● **WHAT THE TASK ASKS**
Of the lines in the data below, count the ones holding the string "Guadagno", and answer with that number only.
--- Start of EXERCISE DATA ---
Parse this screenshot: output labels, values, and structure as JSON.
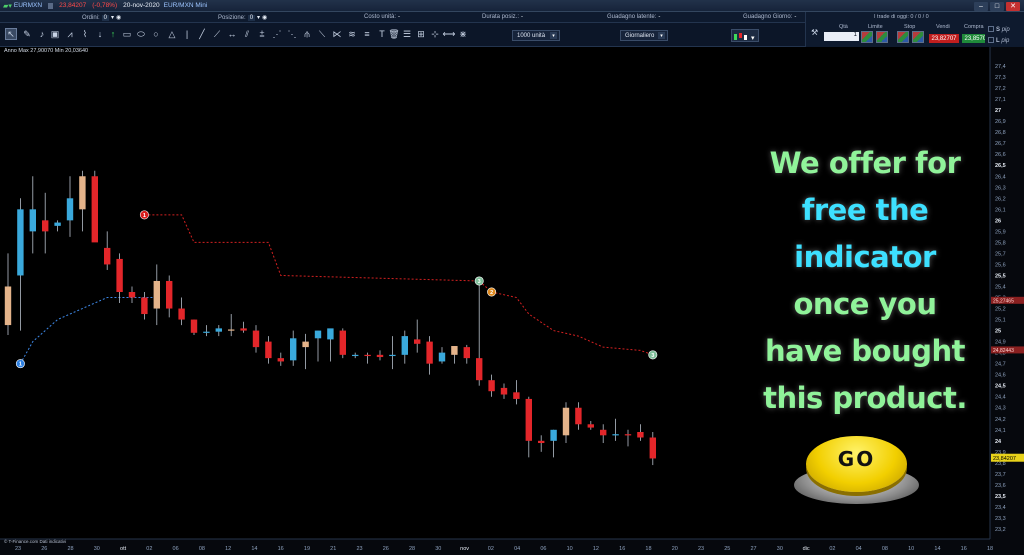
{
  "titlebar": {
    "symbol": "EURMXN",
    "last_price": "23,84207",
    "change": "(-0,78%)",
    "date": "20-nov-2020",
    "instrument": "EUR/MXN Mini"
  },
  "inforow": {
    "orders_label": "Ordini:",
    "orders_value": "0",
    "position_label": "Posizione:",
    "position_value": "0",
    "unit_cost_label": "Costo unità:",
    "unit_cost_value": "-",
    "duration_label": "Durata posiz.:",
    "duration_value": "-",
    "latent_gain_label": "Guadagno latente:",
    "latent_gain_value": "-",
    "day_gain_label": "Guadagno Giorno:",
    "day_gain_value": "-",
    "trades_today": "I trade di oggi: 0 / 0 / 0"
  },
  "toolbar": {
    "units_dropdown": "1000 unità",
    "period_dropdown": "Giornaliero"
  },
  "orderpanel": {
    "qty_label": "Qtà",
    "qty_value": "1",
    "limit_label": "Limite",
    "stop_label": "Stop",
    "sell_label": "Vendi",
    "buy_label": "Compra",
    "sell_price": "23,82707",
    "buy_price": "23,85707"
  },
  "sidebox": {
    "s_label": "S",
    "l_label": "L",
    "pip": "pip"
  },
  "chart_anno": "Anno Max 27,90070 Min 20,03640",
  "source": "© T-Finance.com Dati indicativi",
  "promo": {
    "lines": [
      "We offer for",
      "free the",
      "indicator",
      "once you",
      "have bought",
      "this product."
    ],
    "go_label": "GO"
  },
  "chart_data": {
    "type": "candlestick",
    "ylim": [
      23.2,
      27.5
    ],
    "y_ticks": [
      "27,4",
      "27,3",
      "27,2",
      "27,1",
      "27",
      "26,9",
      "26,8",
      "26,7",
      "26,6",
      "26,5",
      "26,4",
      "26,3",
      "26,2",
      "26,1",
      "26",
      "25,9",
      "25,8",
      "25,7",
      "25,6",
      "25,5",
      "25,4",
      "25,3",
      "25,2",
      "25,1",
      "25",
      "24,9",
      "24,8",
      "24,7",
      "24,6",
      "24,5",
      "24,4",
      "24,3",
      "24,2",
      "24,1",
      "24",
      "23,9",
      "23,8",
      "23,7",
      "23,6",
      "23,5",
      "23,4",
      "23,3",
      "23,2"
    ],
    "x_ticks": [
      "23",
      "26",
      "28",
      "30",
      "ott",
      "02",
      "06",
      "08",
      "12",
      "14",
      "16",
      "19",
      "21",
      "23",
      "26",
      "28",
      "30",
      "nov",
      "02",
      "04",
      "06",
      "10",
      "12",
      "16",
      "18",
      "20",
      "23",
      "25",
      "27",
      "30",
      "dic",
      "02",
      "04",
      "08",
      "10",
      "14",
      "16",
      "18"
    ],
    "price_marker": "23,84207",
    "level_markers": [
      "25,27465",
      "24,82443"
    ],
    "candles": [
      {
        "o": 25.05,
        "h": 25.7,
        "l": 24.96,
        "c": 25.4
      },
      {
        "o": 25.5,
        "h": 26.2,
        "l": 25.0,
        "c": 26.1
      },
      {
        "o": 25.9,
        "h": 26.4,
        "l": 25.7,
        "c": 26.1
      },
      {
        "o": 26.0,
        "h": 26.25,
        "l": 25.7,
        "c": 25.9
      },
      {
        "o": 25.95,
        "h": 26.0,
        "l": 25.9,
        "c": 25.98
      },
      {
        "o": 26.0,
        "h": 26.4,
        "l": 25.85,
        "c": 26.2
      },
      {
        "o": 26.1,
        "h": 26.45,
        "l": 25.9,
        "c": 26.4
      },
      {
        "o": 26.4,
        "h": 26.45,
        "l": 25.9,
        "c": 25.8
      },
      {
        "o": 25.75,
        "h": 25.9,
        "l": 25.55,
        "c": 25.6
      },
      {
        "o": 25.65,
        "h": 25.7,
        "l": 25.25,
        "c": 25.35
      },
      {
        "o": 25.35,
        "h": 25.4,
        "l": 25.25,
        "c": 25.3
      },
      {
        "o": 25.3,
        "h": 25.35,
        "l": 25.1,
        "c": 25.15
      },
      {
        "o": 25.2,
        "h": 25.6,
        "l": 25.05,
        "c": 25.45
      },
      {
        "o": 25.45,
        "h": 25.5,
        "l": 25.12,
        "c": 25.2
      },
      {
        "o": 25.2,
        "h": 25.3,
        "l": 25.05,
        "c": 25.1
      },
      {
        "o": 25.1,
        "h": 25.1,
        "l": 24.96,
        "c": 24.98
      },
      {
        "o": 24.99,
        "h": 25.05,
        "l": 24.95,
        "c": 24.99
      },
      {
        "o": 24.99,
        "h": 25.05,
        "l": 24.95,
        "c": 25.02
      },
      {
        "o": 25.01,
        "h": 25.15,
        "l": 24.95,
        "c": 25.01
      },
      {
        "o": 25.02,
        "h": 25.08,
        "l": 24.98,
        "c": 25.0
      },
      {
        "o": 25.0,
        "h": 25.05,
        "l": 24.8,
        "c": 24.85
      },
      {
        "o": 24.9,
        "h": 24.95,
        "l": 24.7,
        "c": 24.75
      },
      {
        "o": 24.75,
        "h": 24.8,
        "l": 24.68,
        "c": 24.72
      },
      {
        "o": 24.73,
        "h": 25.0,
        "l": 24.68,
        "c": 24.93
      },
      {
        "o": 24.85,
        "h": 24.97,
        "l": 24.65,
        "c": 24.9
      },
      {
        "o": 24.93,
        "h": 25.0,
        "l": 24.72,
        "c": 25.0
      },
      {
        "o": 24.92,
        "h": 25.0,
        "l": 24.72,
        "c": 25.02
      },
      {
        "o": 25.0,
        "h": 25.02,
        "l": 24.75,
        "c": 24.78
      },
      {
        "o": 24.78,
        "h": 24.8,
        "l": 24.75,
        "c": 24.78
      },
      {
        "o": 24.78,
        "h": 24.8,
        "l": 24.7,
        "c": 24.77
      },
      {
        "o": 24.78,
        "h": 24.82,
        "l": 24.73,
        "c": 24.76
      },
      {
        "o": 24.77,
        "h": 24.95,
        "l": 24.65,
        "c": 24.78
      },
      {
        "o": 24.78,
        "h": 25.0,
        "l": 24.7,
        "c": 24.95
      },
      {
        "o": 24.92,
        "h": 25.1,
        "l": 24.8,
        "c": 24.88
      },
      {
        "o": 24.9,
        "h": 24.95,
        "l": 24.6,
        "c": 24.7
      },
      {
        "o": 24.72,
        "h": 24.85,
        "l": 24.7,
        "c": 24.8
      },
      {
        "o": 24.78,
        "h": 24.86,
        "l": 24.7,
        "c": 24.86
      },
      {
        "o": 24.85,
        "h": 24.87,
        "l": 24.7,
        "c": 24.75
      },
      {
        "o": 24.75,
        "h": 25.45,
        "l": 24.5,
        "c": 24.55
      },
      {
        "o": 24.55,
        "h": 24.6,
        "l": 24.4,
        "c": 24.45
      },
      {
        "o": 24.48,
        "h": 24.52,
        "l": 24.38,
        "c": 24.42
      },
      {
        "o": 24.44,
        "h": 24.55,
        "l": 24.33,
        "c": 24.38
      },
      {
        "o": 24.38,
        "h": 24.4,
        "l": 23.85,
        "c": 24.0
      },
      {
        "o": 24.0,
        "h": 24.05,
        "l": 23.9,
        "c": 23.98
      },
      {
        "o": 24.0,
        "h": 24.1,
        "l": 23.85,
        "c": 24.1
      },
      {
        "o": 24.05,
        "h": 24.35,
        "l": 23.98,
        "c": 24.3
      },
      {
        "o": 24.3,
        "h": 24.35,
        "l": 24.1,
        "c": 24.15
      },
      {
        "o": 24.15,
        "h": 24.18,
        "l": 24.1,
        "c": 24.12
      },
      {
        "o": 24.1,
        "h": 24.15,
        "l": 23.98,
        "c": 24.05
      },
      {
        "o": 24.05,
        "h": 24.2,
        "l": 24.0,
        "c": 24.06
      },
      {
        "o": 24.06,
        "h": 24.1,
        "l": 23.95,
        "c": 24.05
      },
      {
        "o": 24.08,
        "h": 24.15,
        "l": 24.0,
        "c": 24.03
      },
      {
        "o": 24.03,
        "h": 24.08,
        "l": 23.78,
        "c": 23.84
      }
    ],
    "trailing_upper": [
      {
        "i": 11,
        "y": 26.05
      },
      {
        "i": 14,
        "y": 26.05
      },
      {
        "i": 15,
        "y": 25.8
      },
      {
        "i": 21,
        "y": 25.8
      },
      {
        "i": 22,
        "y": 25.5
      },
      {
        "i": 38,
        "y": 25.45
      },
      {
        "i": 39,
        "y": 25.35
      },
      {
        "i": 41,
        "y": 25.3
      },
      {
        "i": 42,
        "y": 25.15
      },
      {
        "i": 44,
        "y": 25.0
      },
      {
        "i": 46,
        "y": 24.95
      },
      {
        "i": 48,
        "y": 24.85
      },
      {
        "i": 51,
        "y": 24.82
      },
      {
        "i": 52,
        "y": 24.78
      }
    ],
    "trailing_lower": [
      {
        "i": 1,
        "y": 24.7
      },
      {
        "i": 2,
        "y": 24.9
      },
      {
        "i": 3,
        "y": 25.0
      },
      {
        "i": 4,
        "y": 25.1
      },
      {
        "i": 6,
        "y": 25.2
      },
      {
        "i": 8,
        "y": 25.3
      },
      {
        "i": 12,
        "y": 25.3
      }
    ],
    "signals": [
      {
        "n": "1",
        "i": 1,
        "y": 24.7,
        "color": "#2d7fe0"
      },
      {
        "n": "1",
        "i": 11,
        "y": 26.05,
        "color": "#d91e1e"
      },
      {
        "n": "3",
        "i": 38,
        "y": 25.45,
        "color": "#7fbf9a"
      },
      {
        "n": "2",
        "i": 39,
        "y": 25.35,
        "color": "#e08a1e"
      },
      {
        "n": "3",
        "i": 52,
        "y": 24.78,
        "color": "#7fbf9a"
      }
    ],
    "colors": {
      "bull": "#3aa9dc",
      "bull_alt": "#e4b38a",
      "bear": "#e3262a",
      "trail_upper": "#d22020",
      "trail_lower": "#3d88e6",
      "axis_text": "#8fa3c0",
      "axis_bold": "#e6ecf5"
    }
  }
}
--- End of EXERCISE DATA ---
● **COMPLETED EXERCISE**
2